[Excerpt from a dataset]
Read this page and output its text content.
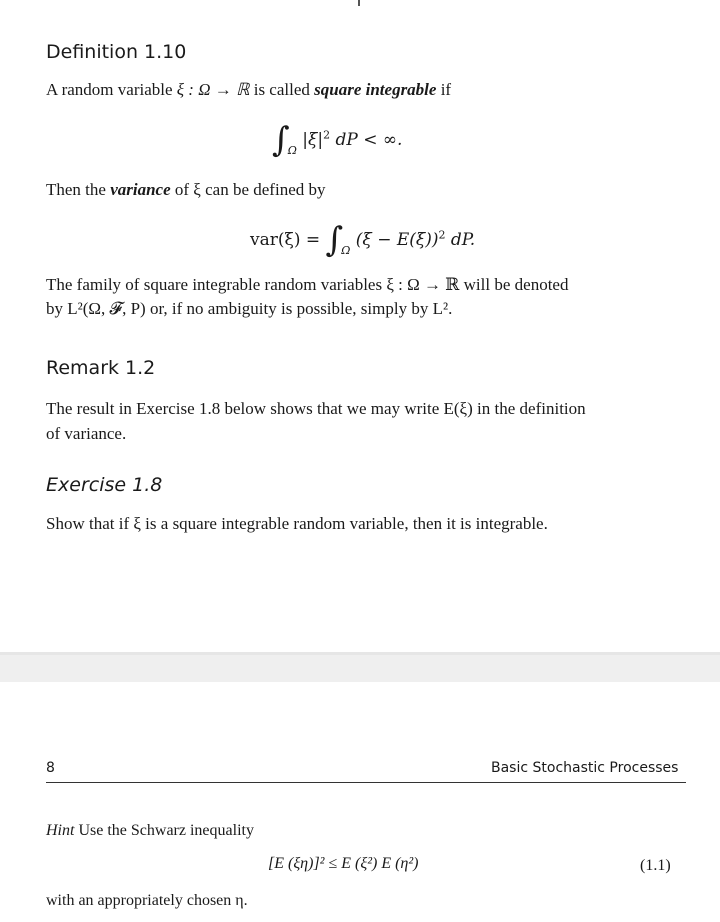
Definition 1.10
A random variable ξ : Ω → ℝ is called square integrable if
$\int_\Omega$ $|\xi|^2$ dP < ∞.
Then the variance of ξ can be defined by
$var(\xi) = \int_\Omega$ $(\xi - E(\xi))^2$ dP.
The family of square integrable random variables ξ : Ω → ℝ will be denoted
by L²(Ω, 𝓕, P) or, if no ambiguity is possible, simply by L².
Remark 1.2
The result in Exercise 1.8 below shows that we may write E(ξ) in the definition
of variance.
Exercise 1.8
Show that if ξ is a square integrable random variable, then it is integrable.
8	Basic Stochastic Processes
Hint Use the Schwarz inequality
[E (ξη)]² ≤ E (ξ²) E (η²)	(1.1)
with an appropriately chosen η.
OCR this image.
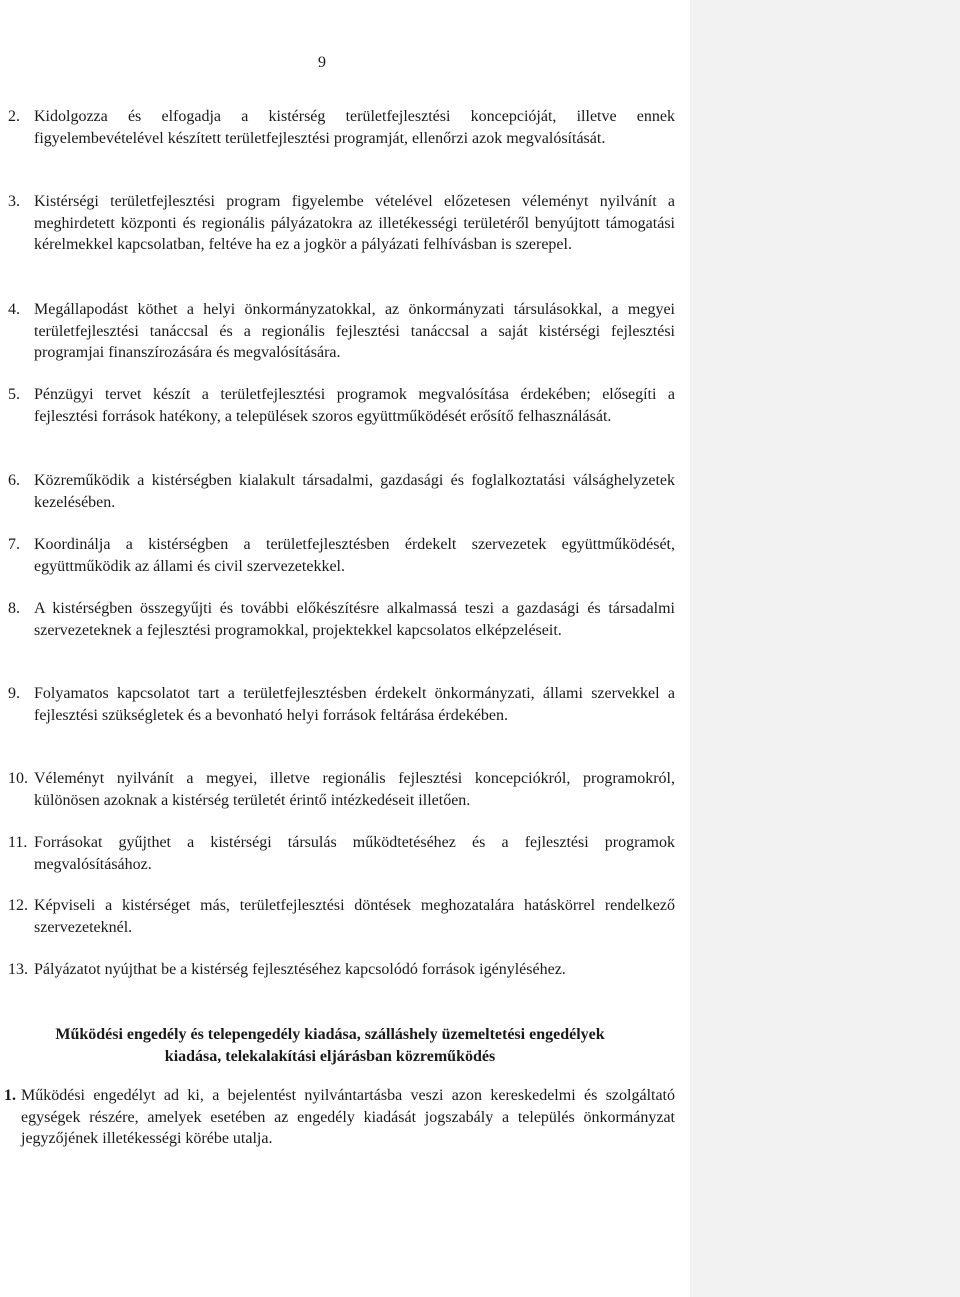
9
2. Kidolgozza és elfogadja a kistérség területfejlesztési koncepcióját, illetve ennek figyelembevételével készített területfejlesztési programját, ellenőrzi azok megvalósítását.
3. Kistérségi területfejlesztési program figyelembe vételével előzetesen véleményt nyilvánít a meghirdetett központi és regionális pályázatokra az illetékességi területéről benyújtott támogatási kérelmekkel kapcsolatban, feltéve ha ez a jogkör a pályázati felhívásban is szerepel.
4. Megállapodást köthet a helyi önkormányzatokkal, az önkormányzati társulásokkal, a megyei területfejlesztési tanáccsal és a regionális fejlesztési tanáccsal a saját kistérségi fejlesztési programjai finanszírozására és megvalósítására.
5. Pénzügyi tervet készít a területfejlesztési programok megvalósítása érdekében; elősegíti a fejlesztési források hatékony, a települések szoros együttműködését erősítő felhasználását.
6. Közreműködik a kistérségben kialakult társadalmi, gazdasági és foglalkoztatási válsághelyzetek kezelésében.
7. Koordinálja a kistérségben a területfejlesztésben érdekelt szervezetek együttműködését, együttműködik az állami és civil szervezetekkel.
8. A kistérségben összegyűjti és további előkészítésre alkalmassá teszi a gazdasági és társadalmi szervezeteknek a fejlesztési programokkal, projektekkel kapcsolatos elképzeléseit.
9. Folyamatos kapcsolatot tart a területfejlesztésben érdekelt önkormányzati, állami szervekkel a fejlesztési szükségletek és a bevonható helyi források feltárása érdekében.
10. Véleményt nyilvánít a megyei, illetve regionális fejlesztési koncepciókról, programokról, különösen azoknak a kistérség területét érintő intézkedéseit illetően.
11. Forrásokat gyűjthet a kistérségi társulás működtetéséhez és a fejlesztési programok megvalósításához.
12. Képviseli a kistérséget más, területfejlesztési döntések meghozatalára hatáskörrel rendelkező szervezeteknél.
13. Pályázatot nyújthat be a kistérség fejlesztéséhez kapcsolódó források igényléséhez.
Működési engedély és telepengedély kiadása, szálláshely üzemeltetési engedélyek
kiadása, telekalakítási eljárásban közreműködés
1. Működési engedélyt ad ki, a bejelentést nyilvántartásba veszi azon kereskedelmi és szolgáltató egységek részére, amelyek esetében az engedély kiadását jogszabály a település önkormányzat jegyzőjének illetékességi körébe utalja.
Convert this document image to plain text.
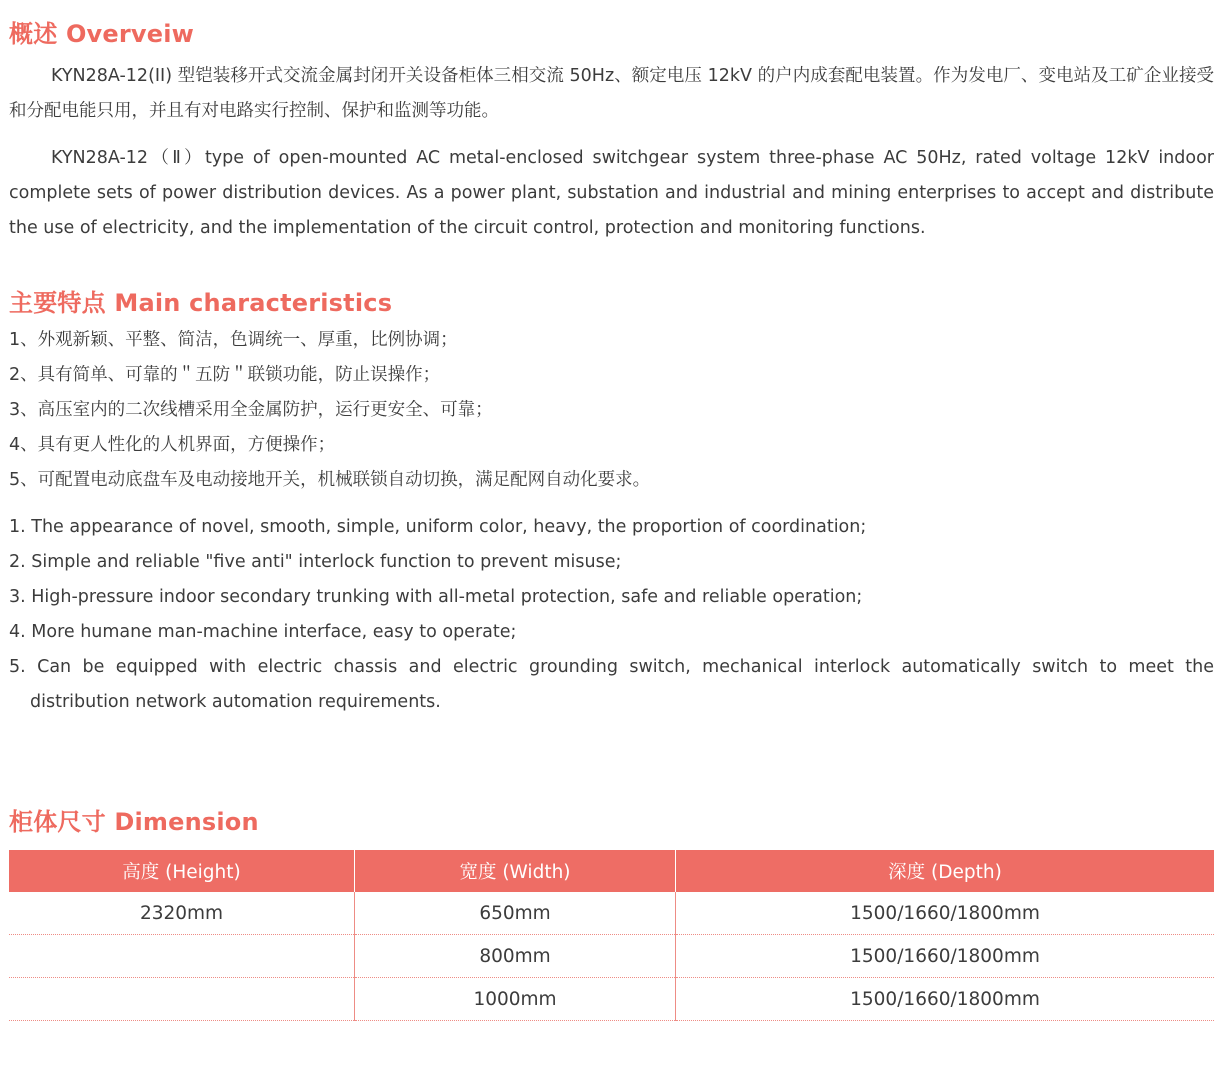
概述 Overveiw
KYN28A-12(II) 型铠装移开式交流金属封闭开关设备柜体三相交流 50Hz、额定电压 12kV 的户内成套配电装置。作为发电厂、变电站及工矿企业接受和分配电能只用，并且有对电路实行控制、保护和监测等功能。
KYN28A-12（Ⅱ）type of open-mounted AC metal-enclosed switchgear system three-phase AC 50Hz, rated voltage 12kV indoor complete sets of power distribution devices. As a power plant, substation and industrial and mining enterprises to accept and distribute the use of electricity, and the implementation of the circuit control, protection and monitoring functions.
主要特点 Main characteristics
1、外观新颖、平整、简洁，色调统一、厚重，比例协调；
2、具有简单、可靠的＂五防＂联锁功能，防止误操作；
3、高压室内的二次线槽采用全金属防护，运行更安全、可靠；
4、具有更人性化的人机界面，方便操作；
5、可配置电动底盘车及电动接地开关，机械联锁自动切换，满足配网自动化要求。
1. The appearance of novel, smooth, simple, uniform color, heavy, the proportion of coordination;
2. Simple and reliable "five anti" interlock function to prevent misuse;
3. High-pressure indoor secondary trunking with all-metal protection, safe and reliable operation;
4. More humane man-machine interface, easy to operate;
5. Can be equipped with electric chassis and electric grounding switch, mechanical interlock automatically switch to meet the
distribution network automation requirements.
柜体尺寸 Dimension
高度 (Height)	宽度 (Width)	深度 (Depth)
2320mm	650mm	1500/1660/1800mm
	800mm	1500/1660/1800mm
	1000mm	1500/1660/1800mm
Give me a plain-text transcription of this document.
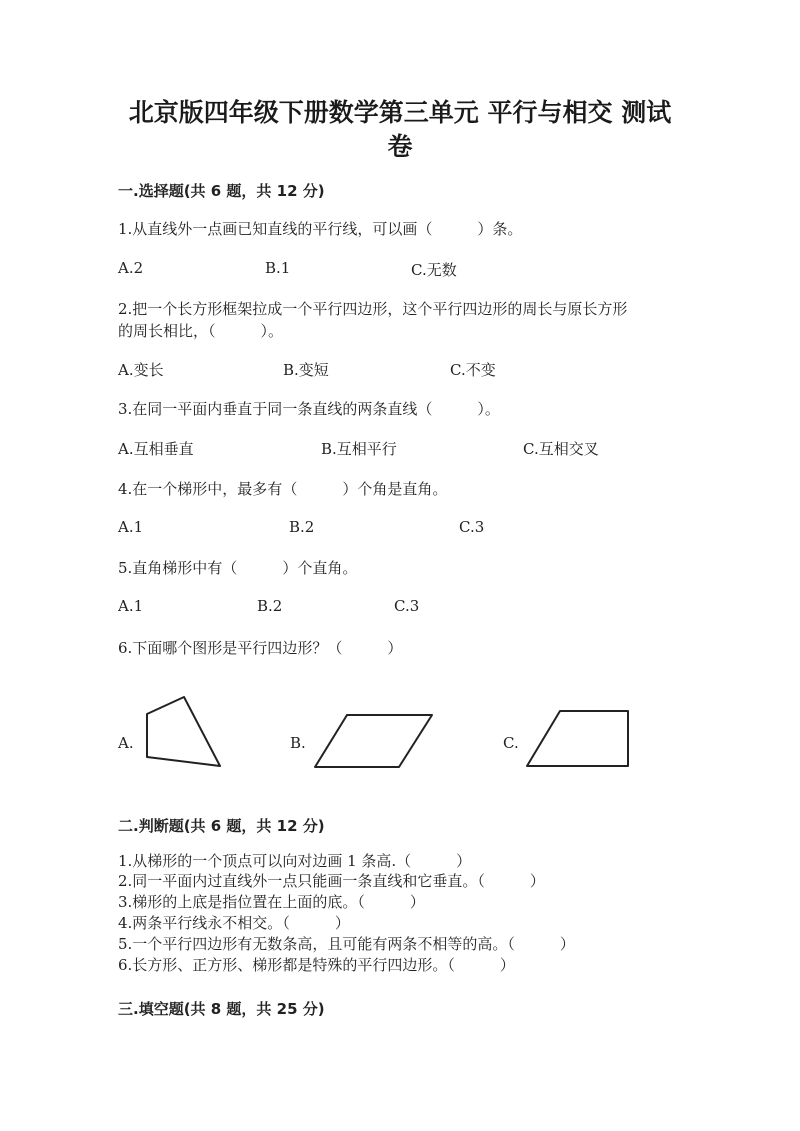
北京版四年级下册数学第三单元 平行与相交 测试
卷
一.选择题(共 6 题，共 12 分)
1.从直线外一点画已知直线的平行线，可以画（　　　）条。
A.2	B.1	C.无数
2.把一个长方形框架拉成一个平行四边形，这个平行四边形的周长与原长方形
的周长相比，（　　　）。
A.变长	B.变短	C.不变
3.在同一平面内垂直于同一条直线的两条直线（　　　）。
A.互相垂直	B.互相平行	C.互相交叉
4.在一个梯形中，最多有（　　　）个角是直角。
A.1	B.2	C.3
5.直角梯形中有（　　　）个直角。
A.1	B.2	C.3
6.下面哪个图形是平行四边形？（　　　）
A.	B.	C.
二.判断题(共 6 题，共 12 分)
1.从梯形的一个顶点可以向对边画 1 条高.（　　　）
2.同一平面内过直线外一点只能画一条直线和它垂直。（　　　）
3.梯形的上底是指位置在上面的底。（　　　）
4.两条平行线永不相交。（　　　）
5.一个平行四边形有无数条高，且可能有两条不相等的高。（　　　）
6.长方形、正方形、梯形都是特殊的平行四边形。（　　　）
三.填空题(共 8 题，共 25 分)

TO DO:
Count how many lines hold the string "engedély" and give that number alone.

OUTPUT OF THE TASK:
2